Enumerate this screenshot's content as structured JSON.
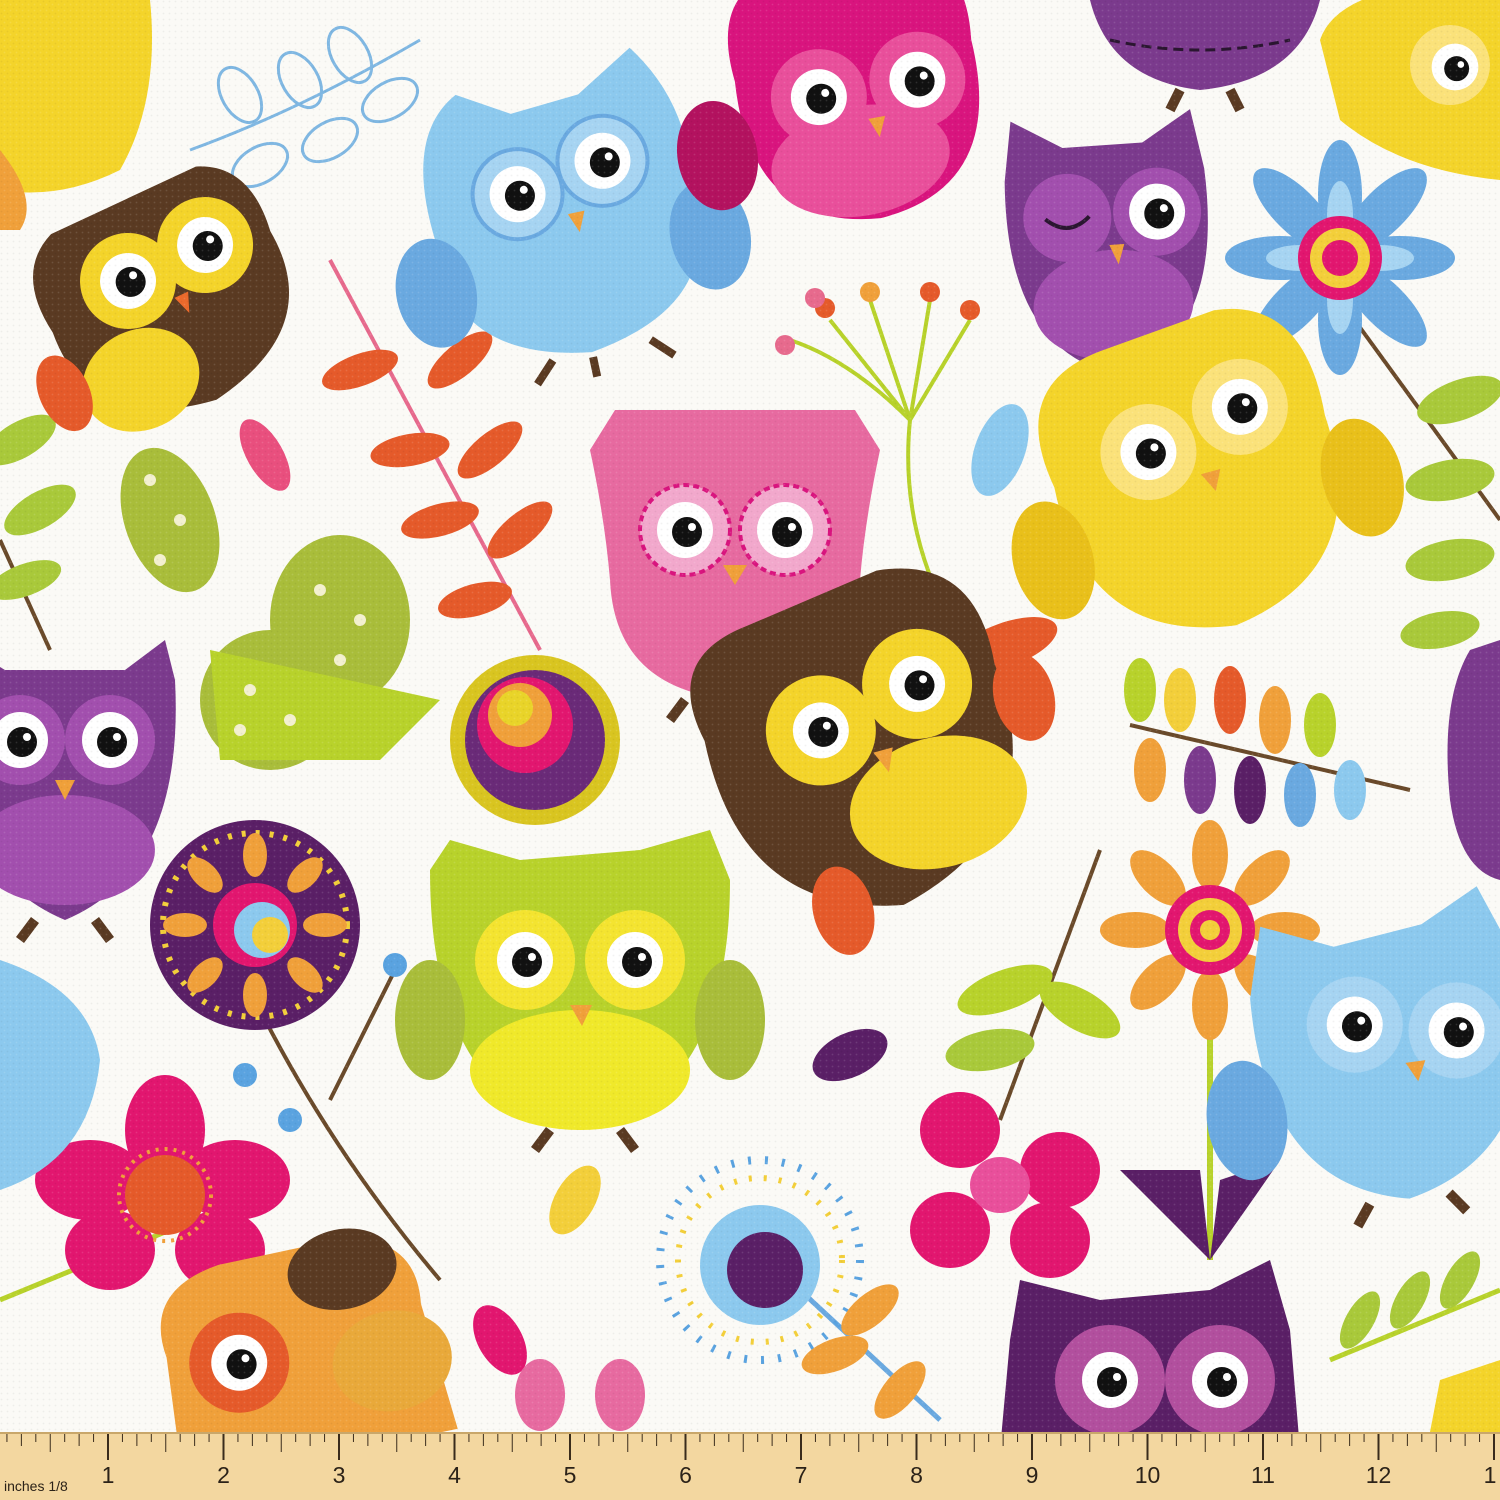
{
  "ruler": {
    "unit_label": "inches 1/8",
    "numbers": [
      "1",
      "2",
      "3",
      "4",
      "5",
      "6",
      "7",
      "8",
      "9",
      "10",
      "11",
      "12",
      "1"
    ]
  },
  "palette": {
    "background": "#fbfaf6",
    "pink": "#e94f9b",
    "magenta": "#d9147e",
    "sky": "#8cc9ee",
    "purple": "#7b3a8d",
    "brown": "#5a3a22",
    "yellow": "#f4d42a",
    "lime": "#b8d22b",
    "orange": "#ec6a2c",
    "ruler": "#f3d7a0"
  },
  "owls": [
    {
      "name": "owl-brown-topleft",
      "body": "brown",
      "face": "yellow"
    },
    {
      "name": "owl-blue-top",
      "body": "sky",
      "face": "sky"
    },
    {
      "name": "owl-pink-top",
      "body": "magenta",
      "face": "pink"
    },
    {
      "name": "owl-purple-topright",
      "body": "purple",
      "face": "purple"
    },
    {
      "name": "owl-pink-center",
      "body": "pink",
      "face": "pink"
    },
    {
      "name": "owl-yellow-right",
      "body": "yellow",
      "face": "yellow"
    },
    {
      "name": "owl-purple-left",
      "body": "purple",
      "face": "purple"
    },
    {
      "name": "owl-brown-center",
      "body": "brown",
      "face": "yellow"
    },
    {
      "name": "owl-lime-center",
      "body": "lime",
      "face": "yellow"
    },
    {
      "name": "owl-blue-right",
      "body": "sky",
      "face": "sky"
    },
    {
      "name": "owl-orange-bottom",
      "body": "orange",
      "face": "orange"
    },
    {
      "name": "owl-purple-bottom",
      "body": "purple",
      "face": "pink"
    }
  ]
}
#####
WHAT THIS TASK INVOLVES – Your task is to set down the records shown above exactly, minus any pictures.

PROBLEM SOLUTION –
Enumerate this screenshot's content as structured JSON.
{
  "ruler": {
    "unit_label": "inches 1/8",
    "numbers": [
      "1",
      "2",
      "3",
      "4",
      "5",
      "6",
      "7",
      "8",
      "9",
      "10",
      "11",
      "12",
      "1"
    ]
  },
  "palette": {
    "background": "#fbfaf6",
    "pink": "#e94f9b",
    "magenta": "#d9147e",
    "sky": "#8cc9ee",
    "purple": "#7b3a8d",
    "brown": "#5a3a22",
    "yellow": "#f4d42a",
    "lime": "#b8d22b",
    "orange": "#ec6a2c",
    "ruler": "#f3d7a0"
  },
  "owls": [
    {
      "name": "owl-brown-topleft",
      "body": "brown",
      "face": "yellow"
    },
    {
      "name": "owl-blue-top",
      "body": "sky",
      "face": "sky"
    },
    {
      "name": "owl-pink-top",
      "body": "magenta",
      "face": "pink"
    },
    {
      "name": "owl-purple-topright",
      "body": "purple",
      "face": "purple"
    },
    {
      "name": "owl-pink-center",
      "body": "pink",
      "face": "pink"
    },
    {
      "name": "owl-yellow-right",
      "body": "yellow",
      "face": "yellow"
    },
    {
      "name": "owl-purple-left",
      "body": "purple",
      "face": "purple"
    },
    {
      "name": "owl-brown-center",
      "body": "brown",
      "face": "yellow"
    },
    {
      "name": "owl-lime-center",
      "body": "lime",
      "face": "yellow"
    },
    {
      "name": "owl-blue-right",
      "body": "sky",
      "face": "sky"
    },
    {
      "name": "owl-orange-bottom",
      "body": "orange",
      "face": "orange"
    },
    {
      "name": "owl-purple-bottom",
      "body": "purple",
      "face": "pink"
    }
  ]
}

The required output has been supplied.